**Problem details:**
Copy out all the lines in the records that include the word "coefficient".

▼

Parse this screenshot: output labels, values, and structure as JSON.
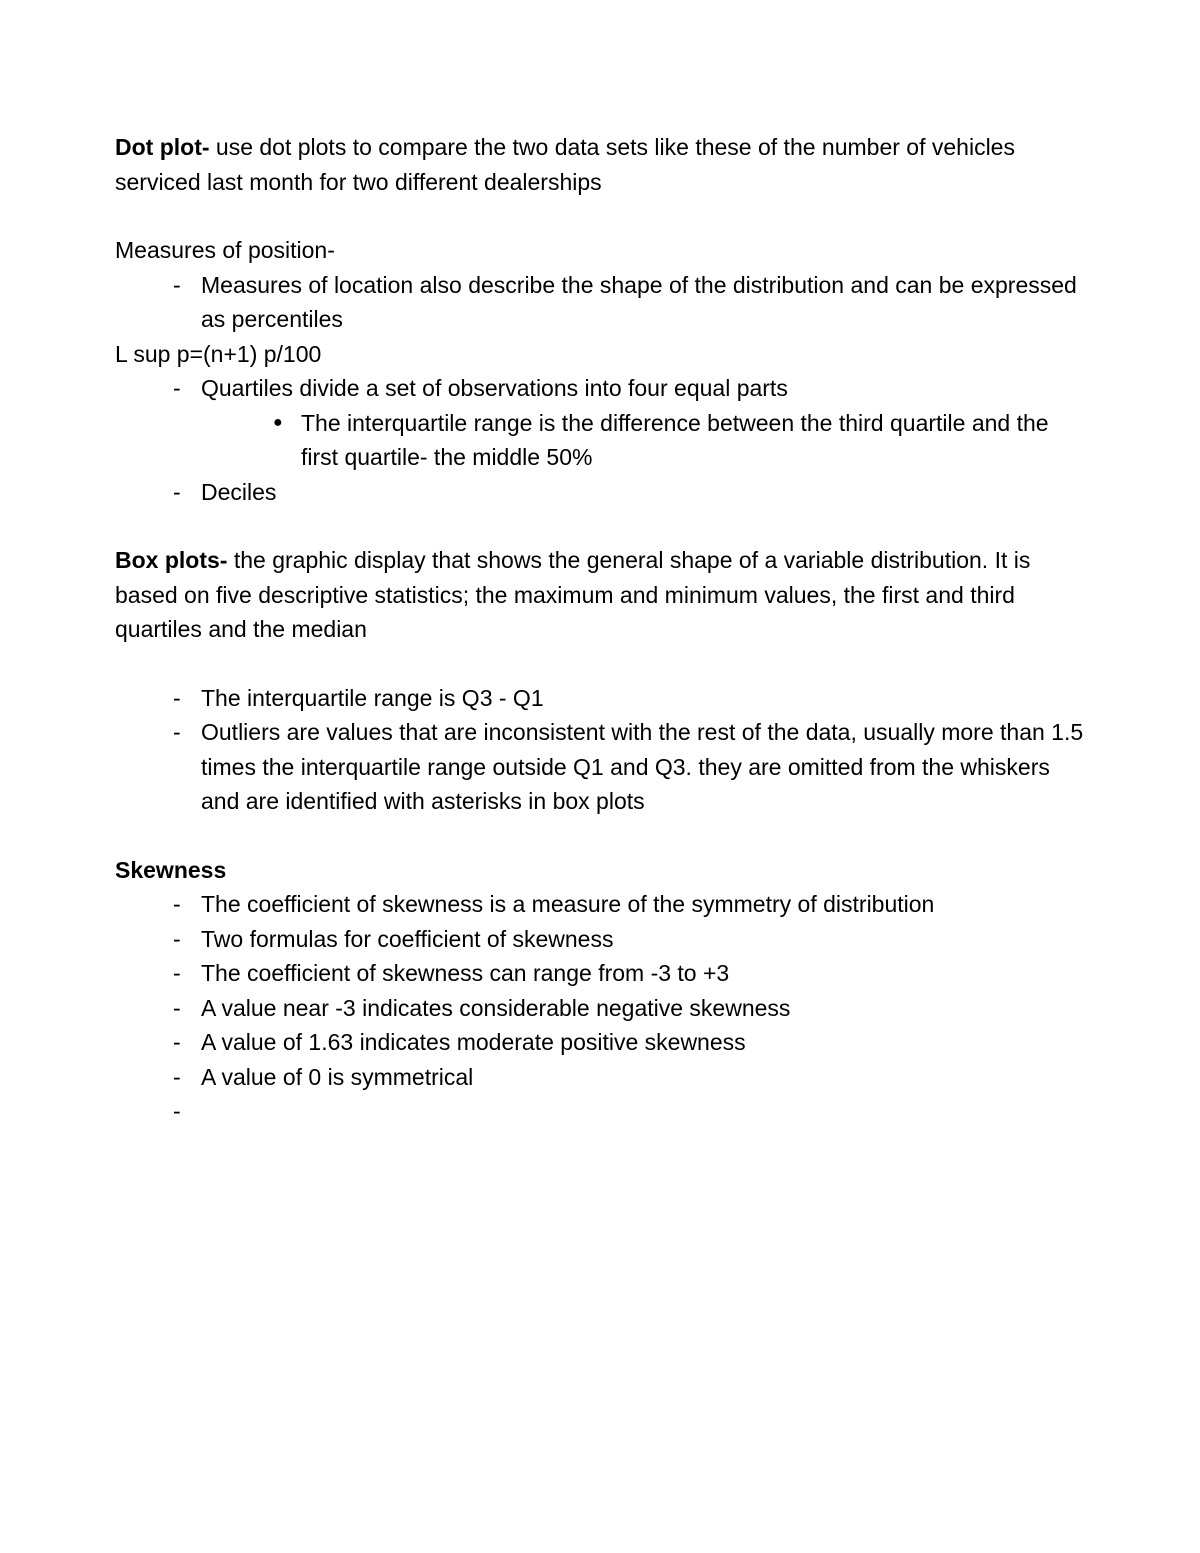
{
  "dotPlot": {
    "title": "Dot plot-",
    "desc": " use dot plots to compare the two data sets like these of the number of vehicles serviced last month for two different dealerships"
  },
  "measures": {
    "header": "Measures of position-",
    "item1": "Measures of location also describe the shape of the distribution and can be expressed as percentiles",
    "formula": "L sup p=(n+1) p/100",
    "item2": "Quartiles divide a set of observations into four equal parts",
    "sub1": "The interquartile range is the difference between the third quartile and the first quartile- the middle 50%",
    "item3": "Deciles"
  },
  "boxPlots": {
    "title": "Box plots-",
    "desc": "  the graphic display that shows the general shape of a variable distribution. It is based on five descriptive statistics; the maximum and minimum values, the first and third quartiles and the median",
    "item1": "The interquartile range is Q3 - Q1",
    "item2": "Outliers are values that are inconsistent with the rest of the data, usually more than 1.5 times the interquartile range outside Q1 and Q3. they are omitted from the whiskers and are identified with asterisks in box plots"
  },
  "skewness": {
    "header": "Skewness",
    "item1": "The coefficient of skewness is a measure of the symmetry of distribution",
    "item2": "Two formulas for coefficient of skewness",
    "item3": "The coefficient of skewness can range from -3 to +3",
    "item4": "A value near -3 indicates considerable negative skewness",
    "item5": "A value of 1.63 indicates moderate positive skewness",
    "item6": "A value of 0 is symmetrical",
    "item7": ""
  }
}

▲
▼

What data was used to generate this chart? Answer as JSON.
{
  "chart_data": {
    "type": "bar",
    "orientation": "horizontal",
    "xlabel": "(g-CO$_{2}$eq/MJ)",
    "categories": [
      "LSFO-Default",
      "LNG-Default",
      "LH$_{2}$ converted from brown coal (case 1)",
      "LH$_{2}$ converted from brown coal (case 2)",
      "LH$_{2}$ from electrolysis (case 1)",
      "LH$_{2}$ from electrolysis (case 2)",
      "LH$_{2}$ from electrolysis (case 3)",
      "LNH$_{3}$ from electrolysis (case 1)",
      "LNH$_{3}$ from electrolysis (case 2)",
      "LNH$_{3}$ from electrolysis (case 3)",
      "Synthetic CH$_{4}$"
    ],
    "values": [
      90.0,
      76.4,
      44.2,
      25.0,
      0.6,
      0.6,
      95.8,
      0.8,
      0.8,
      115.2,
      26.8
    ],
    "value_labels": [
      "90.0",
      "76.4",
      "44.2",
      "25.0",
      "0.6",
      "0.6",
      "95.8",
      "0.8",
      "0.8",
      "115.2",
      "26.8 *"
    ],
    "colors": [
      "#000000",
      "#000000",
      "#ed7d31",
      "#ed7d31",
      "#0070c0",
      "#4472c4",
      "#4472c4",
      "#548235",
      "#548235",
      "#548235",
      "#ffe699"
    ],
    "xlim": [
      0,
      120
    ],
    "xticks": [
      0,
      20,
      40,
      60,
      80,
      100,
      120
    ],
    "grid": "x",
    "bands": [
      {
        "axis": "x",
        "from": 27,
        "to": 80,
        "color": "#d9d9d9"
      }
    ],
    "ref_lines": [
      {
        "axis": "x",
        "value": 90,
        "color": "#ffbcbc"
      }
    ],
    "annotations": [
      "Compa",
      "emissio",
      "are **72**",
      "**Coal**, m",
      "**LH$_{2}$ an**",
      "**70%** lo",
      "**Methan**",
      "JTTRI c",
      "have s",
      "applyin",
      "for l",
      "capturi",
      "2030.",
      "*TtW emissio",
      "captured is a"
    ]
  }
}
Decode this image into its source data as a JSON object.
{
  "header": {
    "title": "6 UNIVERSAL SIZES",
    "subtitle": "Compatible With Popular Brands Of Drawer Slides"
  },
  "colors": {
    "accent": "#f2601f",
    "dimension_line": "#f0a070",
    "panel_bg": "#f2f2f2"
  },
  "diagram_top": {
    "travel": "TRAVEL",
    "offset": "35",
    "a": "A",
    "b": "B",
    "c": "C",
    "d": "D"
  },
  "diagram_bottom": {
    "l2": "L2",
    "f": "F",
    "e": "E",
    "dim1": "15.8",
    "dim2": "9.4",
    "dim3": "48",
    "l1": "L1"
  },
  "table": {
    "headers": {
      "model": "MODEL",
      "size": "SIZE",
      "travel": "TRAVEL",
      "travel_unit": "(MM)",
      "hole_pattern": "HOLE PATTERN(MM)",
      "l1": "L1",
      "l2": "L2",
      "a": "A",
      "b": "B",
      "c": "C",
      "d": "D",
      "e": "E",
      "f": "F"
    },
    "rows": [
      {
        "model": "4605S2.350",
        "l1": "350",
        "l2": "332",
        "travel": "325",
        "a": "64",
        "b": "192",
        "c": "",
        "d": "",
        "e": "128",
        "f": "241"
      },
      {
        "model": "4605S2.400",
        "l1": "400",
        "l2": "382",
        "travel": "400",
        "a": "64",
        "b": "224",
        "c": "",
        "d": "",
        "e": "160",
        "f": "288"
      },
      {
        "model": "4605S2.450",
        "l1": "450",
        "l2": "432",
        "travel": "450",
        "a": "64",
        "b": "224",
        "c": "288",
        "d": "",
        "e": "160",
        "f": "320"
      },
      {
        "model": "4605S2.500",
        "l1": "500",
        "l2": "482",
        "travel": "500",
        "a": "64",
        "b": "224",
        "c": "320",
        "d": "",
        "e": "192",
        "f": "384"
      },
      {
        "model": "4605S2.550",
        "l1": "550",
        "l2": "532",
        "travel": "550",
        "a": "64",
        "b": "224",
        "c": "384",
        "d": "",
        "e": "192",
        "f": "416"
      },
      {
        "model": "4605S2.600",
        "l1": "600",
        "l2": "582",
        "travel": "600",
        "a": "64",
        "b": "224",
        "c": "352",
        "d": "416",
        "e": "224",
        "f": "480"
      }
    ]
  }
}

▲
▼

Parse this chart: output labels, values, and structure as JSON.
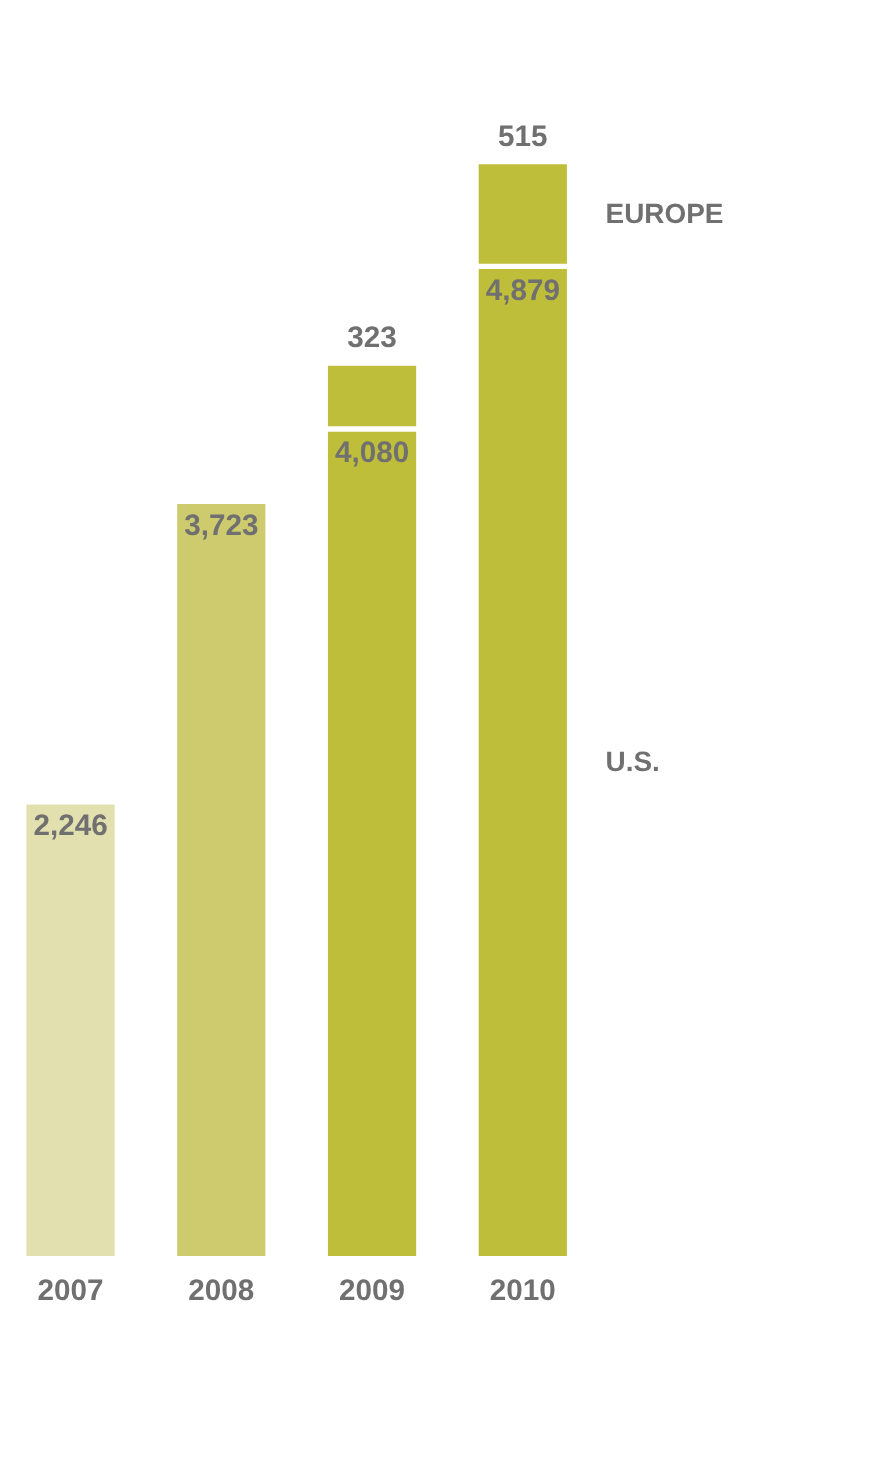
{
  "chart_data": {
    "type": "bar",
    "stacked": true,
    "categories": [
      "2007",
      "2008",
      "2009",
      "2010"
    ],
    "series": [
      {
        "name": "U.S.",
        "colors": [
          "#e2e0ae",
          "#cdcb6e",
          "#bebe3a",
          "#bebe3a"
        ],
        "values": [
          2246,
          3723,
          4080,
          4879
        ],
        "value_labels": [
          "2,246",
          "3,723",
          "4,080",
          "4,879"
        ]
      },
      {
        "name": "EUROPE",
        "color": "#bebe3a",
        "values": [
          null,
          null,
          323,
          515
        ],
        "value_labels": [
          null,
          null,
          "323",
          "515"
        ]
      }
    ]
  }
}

▲

**Written response:**
    "item1": "The coefficient of skewness is a measure of the symmetry of distribution",
    "item2": "Two formulas for coefficient of skewness",
    "item3": "The coefficient of skewness can range from -3 to +3",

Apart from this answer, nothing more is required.